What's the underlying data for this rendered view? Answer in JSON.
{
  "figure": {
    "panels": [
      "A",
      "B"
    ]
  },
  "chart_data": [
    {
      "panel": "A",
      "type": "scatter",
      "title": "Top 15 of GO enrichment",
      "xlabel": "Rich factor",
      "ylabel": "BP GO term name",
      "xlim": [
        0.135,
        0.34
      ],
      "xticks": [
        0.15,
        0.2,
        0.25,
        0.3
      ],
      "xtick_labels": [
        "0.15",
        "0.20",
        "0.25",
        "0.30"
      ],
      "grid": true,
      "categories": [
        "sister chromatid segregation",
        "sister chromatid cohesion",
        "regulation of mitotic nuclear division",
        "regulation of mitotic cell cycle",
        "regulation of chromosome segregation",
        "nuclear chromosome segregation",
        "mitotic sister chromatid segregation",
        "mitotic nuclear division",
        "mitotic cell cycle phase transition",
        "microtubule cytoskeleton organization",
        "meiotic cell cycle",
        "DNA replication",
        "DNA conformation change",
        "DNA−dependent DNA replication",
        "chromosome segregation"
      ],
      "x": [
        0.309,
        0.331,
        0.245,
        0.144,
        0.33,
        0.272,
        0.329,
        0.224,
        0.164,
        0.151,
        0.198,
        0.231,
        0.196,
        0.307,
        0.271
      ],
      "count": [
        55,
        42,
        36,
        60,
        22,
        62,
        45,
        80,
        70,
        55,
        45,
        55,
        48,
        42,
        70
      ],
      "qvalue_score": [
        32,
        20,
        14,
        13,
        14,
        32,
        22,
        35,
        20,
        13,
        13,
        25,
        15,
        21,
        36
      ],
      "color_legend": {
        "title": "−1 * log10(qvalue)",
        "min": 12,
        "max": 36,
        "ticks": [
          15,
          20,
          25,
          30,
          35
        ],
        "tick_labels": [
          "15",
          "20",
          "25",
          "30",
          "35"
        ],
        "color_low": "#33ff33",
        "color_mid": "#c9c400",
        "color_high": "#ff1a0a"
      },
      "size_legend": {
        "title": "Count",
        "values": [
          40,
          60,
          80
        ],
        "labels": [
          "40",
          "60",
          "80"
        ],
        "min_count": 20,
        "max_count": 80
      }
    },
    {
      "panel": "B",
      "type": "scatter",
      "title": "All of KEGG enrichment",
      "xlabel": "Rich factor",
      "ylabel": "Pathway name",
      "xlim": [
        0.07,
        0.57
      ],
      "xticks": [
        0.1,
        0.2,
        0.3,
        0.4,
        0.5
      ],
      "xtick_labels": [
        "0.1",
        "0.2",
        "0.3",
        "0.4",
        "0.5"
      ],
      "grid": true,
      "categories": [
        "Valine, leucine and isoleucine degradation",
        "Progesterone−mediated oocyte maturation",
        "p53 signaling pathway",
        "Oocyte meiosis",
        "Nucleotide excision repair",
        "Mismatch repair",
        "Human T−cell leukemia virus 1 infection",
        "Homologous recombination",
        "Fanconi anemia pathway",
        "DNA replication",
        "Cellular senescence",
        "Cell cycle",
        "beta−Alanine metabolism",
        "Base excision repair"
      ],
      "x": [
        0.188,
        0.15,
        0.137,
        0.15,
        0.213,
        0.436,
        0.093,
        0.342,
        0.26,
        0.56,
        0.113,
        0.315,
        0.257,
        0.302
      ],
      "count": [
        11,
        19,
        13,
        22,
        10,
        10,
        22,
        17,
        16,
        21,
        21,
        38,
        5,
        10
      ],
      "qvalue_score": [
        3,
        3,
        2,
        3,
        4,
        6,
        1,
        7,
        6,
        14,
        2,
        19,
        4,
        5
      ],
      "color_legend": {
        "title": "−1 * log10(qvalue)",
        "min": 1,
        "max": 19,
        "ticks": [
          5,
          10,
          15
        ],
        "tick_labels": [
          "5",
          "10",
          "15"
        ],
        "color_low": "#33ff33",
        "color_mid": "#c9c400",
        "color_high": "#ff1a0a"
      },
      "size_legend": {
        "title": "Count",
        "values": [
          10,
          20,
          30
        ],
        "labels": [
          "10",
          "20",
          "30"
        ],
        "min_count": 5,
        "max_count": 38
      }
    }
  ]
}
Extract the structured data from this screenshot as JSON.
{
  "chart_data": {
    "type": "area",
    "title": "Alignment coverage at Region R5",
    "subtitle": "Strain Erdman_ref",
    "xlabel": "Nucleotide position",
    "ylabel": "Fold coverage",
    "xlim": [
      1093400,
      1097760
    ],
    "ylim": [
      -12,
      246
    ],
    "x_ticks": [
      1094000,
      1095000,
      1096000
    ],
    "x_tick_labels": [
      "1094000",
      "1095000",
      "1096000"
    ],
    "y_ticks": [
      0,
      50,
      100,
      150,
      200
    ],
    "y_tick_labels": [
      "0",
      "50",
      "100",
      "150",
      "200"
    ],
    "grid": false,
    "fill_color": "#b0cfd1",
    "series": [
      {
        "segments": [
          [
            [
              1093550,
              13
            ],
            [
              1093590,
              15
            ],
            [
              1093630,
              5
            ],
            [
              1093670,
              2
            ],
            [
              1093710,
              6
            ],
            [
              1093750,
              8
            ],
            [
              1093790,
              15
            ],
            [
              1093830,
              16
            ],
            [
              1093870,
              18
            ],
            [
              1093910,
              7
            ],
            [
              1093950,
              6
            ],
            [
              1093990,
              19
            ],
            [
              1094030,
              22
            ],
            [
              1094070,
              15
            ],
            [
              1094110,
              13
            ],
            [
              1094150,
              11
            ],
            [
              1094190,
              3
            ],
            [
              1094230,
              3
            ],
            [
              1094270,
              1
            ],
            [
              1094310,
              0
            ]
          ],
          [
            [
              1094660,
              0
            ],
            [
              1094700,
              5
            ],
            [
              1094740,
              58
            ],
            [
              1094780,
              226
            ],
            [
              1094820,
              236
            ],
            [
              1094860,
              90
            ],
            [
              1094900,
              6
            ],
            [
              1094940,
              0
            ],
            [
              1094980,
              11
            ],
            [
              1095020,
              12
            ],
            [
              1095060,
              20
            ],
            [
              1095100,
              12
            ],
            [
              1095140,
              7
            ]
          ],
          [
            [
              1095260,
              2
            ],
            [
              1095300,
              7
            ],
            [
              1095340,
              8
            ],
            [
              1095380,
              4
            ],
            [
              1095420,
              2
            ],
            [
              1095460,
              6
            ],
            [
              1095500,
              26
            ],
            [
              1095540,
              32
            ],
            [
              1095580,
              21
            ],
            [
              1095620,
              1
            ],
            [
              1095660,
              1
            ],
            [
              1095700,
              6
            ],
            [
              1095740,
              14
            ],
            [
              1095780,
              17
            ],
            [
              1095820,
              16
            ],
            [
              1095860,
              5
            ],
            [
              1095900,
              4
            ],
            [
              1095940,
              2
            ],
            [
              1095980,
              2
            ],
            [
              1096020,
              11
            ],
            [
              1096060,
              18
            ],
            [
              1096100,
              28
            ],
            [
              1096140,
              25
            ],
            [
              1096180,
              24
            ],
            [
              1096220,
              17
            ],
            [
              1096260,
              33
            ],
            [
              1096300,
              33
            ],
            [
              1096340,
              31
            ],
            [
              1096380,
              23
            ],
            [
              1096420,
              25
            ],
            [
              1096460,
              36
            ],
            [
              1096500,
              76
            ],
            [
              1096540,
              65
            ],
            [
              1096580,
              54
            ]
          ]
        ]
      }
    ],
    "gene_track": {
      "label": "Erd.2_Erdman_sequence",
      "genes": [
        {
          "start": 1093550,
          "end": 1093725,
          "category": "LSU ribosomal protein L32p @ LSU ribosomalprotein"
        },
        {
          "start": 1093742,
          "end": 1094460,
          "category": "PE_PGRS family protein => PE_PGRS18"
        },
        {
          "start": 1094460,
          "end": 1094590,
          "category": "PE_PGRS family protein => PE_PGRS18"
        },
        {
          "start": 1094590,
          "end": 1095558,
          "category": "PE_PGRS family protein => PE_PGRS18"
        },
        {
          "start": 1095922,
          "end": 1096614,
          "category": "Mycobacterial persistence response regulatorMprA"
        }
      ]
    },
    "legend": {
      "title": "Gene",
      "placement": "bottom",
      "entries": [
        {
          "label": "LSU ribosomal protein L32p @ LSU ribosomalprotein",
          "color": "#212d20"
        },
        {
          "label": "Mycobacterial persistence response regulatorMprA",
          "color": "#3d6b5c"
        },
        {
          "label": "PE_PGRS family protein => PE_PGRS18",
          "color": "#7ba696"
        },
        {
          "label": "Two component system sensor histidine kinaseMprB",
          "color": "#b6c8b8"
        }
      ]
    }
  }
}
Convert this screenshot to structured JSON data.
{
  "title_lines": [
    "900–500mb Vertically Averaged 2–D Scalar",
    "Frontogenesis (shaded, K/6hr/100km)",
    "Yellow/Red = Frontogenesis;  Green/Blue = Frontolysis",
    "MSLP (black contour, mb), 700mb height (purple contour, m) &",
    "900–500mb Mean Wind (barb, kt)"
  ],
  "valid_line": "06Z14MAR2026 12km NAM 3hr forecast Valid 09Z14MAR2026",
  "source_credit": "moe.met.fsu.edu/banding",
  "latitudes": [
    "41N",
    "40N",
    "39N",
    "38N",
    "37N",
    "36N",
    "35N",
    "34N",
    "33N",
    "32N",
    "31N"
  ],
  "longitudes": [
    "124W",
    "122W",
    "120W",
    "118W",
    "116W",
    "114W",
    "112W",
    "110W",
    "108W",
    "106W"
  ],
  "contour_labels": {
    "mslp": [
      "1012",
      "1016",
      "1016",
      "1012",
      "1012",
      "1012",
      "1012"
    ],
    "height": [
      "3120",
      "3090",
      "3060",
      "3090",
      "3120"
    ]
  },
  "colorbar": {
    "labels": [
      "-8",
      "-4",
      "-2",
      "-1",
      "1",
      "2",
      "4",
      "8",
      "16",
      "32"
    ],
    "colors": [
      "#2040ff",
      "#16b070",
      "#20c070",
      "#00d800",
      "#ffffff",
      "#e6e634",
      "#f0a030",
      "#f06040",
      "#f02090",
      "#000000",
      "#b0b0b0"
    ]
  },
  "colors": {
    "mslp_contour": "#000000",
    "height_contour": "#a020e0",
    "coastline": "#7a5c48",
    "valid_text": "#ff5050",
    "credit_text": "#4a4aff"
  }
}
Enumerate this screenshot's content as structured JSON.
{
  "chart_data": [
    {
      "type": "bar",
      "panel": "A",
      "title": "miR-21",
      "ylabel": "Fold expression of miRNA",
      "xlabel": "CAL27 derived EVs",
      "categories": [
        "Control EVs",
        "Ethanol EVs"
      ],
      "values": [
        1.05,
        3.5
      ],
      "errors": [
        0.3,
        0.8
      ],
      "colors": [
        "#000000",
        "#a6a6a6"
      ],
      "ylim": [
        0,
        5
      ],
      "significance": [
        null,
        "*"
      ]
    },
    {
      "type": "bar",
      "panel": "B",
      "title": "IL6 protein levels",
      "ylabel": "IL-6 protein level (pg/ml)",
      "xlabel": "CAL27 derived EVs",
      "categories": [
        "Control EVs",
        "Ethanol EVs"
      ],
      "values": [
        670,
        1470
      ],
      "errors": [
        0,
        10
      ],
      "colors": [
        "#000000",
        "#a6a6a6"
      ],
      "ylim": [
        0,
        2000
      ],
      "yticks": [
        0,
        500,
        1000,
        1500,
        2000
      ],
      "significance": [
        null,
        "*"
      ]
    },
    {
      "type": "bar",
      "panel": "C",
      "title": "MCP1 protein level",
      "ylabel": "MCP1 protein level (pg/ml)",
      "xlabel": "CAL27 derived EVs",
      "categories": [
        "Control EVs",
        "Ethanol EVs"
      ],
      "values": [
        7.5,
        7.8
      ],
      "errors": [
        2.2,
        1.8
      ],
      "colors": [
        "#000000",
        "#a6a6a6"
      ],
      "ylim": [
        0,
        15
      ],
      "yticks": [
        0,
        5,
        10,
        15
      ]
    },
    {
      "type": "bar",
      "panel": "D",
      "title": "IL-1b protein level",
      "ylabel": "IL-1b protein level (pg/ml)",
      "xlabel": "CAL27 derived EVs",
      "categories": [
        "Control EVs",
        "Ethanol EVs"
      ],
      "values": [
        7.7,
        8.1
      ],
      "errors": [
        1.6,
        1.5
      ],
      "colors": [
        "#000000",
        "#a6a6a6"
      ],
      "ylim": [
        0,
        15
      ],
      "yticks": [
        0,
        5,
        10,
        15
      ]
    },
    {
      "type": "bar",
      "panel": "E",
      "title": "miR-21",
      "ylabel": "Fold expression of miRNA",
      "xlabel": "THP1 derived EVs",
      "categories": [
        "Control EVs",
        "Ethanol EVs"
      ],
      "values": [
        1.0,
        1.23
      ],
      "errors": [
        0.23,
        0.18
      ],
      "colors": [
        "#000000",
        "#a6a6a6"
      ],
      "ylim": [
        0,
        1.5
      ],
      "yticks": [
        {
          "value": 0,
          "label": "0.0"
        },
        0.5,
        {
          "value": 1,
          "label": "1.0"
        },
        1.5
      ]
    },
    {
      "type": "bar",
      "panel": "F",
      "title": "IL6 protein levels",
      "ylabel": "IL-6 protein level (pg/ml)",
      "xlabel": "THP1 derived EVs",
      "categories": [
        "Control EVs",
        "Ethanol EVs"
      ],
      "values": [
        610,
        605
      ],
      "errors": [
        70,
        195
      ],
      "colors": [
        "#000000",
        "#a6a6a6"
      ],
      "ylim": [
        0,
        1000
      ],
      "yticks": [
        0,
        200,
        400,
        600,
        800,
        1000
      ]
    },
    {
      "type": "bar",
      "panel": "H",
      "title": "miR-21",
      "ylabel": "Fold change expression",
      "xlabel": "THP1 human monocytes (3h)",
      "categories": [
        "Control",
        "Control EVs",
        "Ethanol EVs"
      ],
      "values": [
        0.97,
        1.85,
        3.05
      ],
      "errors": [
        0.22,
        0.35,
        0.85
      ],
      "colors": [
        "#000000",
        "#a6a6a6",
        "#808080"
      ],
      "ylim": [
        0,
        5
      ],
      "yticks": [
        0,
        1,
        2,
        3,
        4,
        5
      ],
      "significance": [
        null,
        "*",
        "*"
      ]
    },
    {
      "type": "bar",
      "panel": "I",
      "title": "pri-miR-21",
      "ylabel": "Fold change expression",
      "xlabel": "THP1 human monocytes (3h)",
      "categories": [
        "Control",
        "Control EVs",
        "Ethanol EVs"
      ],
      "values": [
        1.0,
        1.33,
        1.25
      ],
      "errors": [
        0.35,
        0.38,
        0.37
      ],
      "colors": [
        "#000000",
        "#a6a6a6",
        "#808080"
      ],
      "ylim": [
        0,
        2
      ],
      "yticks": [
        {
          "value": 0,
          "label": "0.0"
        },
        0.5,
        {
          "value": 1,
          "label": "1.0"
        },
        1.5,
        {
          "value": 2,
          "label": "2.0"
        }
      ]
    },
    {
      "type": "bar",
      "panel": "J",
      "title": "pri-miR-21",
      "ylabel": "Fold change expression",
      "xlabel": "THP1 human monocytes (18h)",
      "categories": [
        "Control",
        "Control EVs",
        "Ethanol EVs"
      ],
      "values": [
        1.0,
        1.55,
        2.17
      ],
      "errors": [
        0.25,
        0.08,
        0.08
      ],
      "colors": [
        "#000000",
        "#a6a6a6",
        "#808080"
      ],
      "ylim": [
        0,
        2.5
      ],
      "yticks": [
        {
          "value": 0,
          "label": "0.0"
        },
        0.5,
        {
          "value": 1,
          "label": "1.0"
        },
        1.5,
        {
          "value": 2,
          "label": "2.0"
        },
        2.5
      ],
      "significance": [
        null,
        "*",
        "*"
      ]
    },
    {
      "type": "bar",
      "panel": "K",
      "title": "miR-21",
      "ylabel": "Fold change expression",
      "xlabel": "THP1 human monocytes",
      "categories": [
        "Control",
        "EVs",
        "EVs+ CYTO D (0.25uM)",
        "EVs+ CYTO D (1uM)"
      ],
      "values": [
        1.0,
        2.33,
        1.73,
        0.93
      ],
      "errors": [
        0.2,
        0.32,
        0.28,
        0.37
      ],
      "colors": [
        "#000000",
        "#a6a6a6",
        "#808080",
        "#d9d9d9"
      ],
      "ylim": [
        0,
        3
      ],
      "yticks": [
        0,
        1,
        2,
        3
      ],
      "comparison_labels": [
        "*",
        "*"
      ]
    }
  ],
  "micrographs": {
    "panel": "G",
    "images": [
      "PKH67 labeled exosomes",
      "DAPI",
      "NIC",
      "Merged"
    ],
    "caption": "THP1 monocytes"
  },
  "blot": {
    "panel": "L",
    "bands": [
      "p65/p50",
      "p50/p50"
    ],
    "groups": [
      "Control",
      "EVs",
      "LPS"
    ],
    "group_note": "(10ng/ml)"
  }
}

■ ■ ■

EXERCISE OBJECTIVE:
Work through the material above and count the lines that contain the word "this". Only the number is to be given.

TASK ANSWER:
4